■ Exercise objective ■
Filter the data below for the string "Total" and copy each matching line.

*** Input material

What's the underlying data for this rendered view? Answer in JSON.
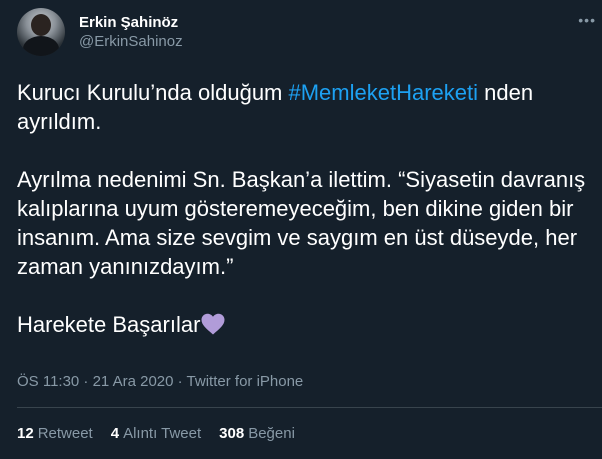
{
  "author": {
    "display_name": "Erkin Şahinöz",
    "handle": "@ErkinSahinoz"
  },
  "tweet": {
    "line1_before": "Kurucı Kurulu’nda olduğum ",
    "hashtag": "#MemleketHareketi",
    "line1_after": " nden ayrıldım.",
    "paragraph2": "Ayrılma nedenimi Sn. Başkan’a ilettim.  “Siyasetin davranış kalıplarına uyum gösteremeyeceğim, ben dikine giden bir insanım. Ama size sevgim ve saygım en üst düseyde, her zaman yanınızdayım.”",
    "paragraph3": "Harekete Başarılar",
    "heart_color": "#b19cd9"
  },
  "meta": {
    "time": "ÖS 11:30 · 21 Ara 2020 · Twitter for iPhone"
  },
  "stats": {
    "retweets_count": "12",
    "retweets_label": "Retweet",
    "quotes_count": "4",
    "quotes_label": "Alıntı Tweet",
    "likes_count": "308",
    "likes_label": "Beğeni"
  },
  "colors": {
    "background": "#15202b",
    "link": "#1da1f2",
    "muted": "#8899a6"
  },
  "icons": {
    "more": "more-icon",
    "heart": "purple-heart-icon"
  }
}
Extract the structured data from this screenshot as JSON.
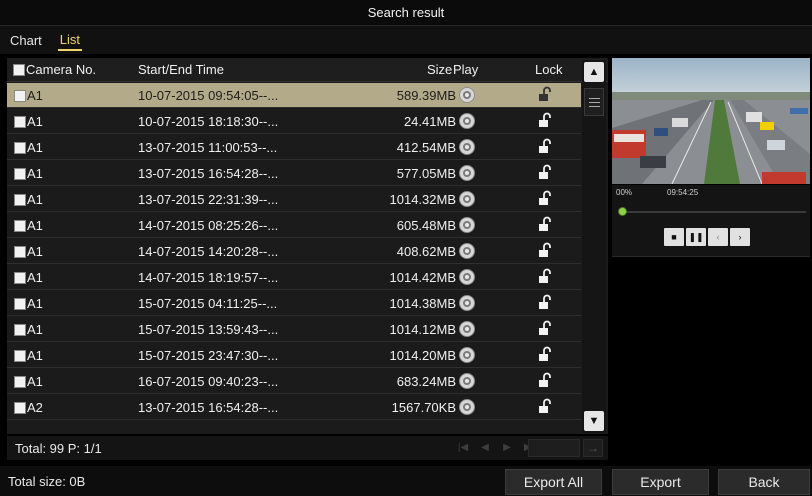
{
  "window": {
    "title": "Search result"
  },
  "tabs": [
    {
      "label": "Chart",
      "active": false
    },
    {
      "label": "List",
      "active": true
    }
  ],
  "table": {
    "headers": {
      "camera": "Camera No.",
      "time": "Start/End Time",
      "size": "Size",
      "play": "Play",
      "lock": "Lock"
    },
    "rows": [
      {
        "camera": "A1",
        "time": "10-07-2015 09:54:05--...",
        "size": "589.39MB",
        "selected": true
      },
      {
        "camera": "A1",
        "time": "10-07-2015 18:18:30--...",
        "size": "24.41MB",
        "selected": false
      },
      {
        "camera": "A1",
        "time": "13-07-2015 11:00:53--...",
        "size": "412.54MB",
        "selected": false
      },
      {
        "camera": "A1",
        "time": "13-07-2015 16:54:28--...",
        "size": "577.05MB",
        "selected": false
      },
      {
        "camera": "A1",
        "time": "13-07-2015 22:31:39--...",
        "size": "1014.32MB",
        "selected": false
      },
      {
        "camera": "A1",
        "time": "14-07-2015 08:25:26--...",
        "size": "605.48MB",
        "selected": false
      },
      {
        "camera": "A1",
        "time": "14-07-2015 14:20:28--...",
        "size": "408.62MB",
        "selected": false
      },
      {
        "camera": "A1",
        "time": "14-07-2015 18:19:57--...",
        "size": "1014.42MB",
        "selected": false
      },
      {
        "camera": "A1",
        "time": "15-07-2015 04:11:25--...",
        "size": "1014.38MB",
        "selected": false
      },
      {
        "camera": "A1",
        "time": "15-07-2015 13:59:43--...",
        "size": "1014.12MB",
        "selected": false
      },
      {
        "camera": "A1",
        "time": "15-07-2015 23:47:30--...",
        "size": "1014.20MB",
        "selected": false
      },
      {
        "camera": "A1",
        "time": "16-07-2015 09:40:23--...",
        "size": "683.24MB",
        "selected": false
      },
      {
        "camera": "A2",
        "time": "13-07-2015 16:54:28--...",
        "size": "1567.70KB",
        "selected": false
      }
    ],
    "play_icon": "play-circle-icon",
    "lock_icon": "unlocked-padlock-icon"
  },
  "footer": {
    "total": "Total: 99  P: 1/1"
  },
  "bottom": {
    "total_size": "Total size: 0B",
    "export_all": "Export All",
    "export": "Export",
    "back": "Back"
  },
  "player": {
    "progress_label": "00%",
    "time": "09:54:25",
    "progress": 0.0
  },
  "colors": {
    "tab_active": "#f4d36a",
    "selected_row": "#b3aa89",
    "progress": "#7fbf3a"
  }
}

******

■ Task result ■
    "total": "Total: 99  P: 1/1"
    "total_size": "Total size: 0B",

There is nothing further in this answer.